# Task goal:
Copy all of the records below verbatim.

# Supplied records:
⁂

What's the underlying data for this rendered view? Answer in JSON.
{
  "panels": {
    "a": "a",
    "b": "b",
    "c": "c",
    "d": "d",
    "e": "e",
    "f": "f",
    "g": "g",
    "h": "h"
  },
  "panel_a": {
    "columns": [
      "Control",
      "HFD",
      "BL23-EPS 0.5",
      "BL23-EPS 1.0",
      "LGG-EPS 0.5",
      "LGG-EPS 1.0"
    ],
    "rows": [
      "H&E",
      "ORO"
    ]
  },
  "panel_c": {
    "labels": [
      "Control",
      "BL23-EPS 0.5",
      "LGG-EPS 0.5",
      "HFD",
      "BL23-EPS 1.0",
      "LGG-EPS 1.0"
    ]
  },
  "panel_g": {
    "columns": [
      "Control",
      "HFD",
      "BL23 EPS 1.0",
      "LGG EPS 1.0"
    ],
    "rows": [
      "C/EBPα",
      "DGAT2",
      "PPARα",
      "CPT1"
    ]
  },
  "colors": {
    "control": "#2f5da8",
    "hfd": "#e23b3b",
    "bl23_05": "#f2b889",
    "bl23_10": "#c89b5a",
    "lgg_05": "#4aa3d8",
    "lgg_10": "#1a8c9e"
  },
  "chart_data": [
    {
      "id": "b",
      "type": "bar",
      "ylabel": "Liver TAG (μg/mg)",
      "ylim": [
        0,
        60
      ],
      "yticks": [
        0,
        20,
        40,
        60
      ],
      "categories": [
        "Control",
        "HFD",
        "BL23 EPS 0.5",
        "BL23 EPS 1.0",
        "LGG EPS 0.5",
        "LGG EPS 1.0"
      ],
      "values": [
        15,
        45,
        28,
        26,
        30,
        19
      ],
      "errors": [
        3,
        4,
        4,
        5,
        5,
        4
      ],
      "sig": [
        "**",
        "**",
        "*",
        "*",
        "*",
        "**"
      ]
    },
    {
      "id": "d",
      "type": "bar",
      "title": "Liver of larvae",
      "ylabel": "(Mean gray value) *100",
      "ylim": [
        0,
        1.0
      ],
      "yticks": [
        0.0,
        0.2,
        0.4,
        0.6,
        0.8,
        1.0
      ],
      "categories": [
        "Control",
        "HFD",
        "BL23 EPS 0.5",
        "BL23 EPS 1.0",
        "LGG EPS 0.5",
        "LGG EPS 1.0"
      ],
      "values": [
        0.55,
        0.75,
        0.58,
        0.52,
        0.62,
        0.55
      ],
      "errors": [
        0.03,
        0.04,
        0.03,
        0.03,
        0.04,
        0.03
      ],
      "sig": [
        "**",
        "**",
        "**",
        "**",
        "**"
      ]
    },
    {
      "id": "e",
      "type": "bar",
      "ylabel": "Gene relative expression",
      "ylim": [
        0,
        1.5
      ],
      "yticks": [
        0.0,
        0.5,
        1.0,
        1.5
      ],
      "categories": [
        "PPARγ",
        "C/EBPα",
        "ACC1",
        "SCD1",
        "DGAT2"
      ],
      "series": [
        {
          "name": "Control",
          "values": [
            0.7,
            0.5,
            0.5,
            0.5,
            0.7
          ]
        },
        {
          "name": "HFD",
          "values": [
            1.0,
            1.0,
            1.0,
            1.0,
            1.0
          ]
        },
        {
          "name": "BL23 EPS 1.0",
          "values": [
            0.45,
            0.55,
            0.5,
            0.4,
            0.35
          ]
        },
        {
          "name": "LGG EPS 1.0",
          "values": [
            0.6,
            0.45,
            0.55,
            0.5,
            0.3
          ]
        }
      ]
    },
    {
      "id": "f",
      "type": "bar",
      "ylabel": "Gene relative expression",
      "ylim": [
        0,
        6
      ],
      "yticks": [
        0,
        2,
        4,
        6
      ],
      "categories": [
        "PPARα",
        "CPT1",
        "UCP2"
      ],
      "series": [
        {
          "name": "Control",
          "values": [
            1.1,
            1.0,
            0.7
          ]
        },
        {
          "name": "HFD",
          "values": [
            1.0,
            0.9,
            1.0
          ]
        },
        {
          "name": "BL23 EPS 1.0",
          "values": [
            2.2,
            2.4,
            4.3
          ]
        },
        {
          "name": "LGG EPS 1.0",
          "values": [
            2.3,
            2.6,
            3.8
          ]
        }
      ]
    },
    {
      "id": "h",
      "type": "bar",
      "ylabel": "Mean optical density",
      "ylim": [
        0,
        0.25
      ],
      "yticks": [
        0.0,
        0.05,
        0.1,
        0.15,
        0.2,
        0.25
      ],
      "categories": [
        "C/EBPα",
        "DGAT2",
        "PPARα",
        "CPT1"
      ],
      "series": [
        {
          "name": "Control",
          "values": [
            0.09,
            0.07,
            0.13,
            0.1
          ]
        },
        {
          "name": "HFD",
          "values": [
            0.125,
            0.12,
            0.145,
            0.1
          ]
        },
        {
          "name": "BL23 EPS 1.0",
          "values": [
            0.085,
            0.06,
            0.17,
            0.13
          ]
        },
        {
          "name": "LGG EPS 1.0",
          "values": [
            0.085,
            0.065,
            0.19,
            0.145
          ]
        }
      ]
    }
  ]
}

⁂

# Finished answer:
What's the underlying data for this rendered view? Answer in JSON.
{
  "panels": {
    "a": "a",
    "b": "b",
    "c": "c",
    "d": "d",
    "e": "e",
    "f": "f",
    "g": "g",
    "h": "h"
  },
  "panel_a": {
    "columns": [
      "Control",
      "HFD",
      "BL23-EPS 0.5",
      "BL23-EPS 1.0",
      "LGG-EPS 0.5",
      "LGG-EPS 1.0"
    ],
    "rows": [
      "H&E",
      "ORO"
    ]
  },
  "panel_c": {
    "labels": [
      "Control",
      "BL23-EPS 0.5",
      "LGG-EPS 0.5",
      "HFD",
      "BL23-EPS 1.0",
      "LGG-EPS 1.0"
    ]
  },
  "panel_g": {
    "columns": [
      "Control",
      "HFD",
      "BL23 EPS 1.0",
      "LGG EPS 1.0"
    ],
    "rows": [
      "C/EBPα",
      "DGAT2",
      "PPARα",
      "CPT1"
    ]
  },
  "colors": {
    "control": "#2f5da8",
    "hfd": "#e23b3b",
    "bl23_05": "#f2b889",
    "bl23_10": "#c89b5a",
    "lgg_05": "#4aa3d8",
    "lgg_10": "#1a8c9e"
  },
  "chart_data": [
    {
      "id": "b",
      "type": "bar",
      "ylabel": "Liver TAG (μg/mg)",
      "ylim": [
        0,
        60
      ],
      "yticks": [
        0,
        20,
        40,
        60
      ],
      "categories": [
        "Control",
        "HFD",
        "BL23 EPS 0.5",
        "BL23 EPS 1.0",
        "LGG EPS 0.5",
        "LGG EPS 1.0"
      ],
      "values": [
        15,
        45,
        28,
        26,
        30,
        19
      ],
      "errors": [
        3,
        4,
        4,
        5,
        5,
        4
      ],
      "sig": [
        "**",
        "**",
        "*",
        "*",
        "*",
        "**"
      ]
    },
    {
      "id": "d",
      "type": "bar",
      "title": "Liver of larvae",
      "ylabel": "(Mean gray value) *100",
      "ylim": [
        0,
        1.0
      ],
      "yticks": [
        0.0,
        0.2,
        0.4,
        0.6,
        0.8,
        1.0
      ],
      "categories": [
        "Control",
        "HFD",
        "BL23 EPS 0.5",
        "BL23 EPS 1.0",
        "LGG EPS 0.5",
        "LGG EPS 1.0"
      ],
      "values": [
        0.55,
        0.75,
        0.58,
        0.52,
        0.62,
        0.55
      ],
      "errors": [
        0.03,
        0.04,
        0.03,
        0.03,
        0.04,
        0.03
      ],
      "sig": [
        "**",
        "**",
        "**",
        "**",
        "**"
      ]
    },
    {
      "id": "e",
      "type": "bar",
      "ylabel": "Gene relative expression",
      "ylim": [
        0,
        1.5
      ],
      "yticks": [
        0.0,
        0.5,
        1.0,
        1.5
      ],
      "categories": [
        "PPARγ",
        "C/EBPα",
        "ACC1",
        "SCD1",
        "DGAT2"
      ],
      "series": [
        {
          "name": "Control",
          "values": [
            0.7,
            0.5,
            0.5,
            0.5,
            0.7
          ]
        },
        {
          "name": "HFD",
          "values": [
            1.0,
            1.0,
            1.0,
            1.0,
            1.0
          ]
        },
        {
          "name": "BL23 EPS 1.0",
          "values": [
            0.45,
            0.55,
            0.5,
            0.4,
            0.35
          ]
        },
        {
          "name": "LGG EPS 1.0",
          "values": [
            0.6,
            0.45,
            0.55,
            0.5,
            0.3
          ]
        }
      ]
    },
    {
      "id": "f",
      "type": "bar",
      "ylabel": "Gene relative expression",
      "ylim": [
        0,
        6
      ],
      "yticks": [
        0,
        2,
        4,
        6
      ],
      "categories": [
        "PPARα",
        "CPT1",
        "UCP2"
      ],
      "series": [
        {
          "name": "Control",
          "values": [
            1.1,
            1.0,
            0.7
          ]
        },
        {
          "name": "HFD",
          "values": [
            1.0,
            0.9,
            1.0
          ]
        },
        {
          "name": "BL23 EPS 1.0",
          "values": [
            2.2,
            2.4,
            4.3
          ]
        },
        {
          "name": "LGG EPS 1.0",
          "values": [
            2.3,
            2.6,
            3.8
          ]
        }
      ]
    },
    {
      "id": "h",
      "type": "bar",
      "ylabel": "Mean optical density",
      "ylim": [
        0,
        0.25
      ],
      "yticks": [
        0.0,
        0.05,
        0.1,
        0.15,
        0.2,
        0.25
      ],
      "categories": [
        "C/EBPα",
        "DGAT2",
        "PPARα",
        "CPT1"
      ],
      "series": [
        {
          "name": "Control",
          "values": [
            0.09,
            0.07,
            0.13,
            0.1
          ]
        },
        {
          "name": "HFD",
          "values": [
            0.125,
            0.12,
            0.145,
            0.1
          ]
        },
        {
          "name": "BL23 EPS 1.0",
          "values": [
            0.085,
            0.06,
            0.17,
            0.13
          ]
        },
        {
          "name": "LGG EPS 1.0",
          "values": [
            0.085,
            0.065,
            0.19,
            0.145
          ]
        }
      ]
    }
  ]
}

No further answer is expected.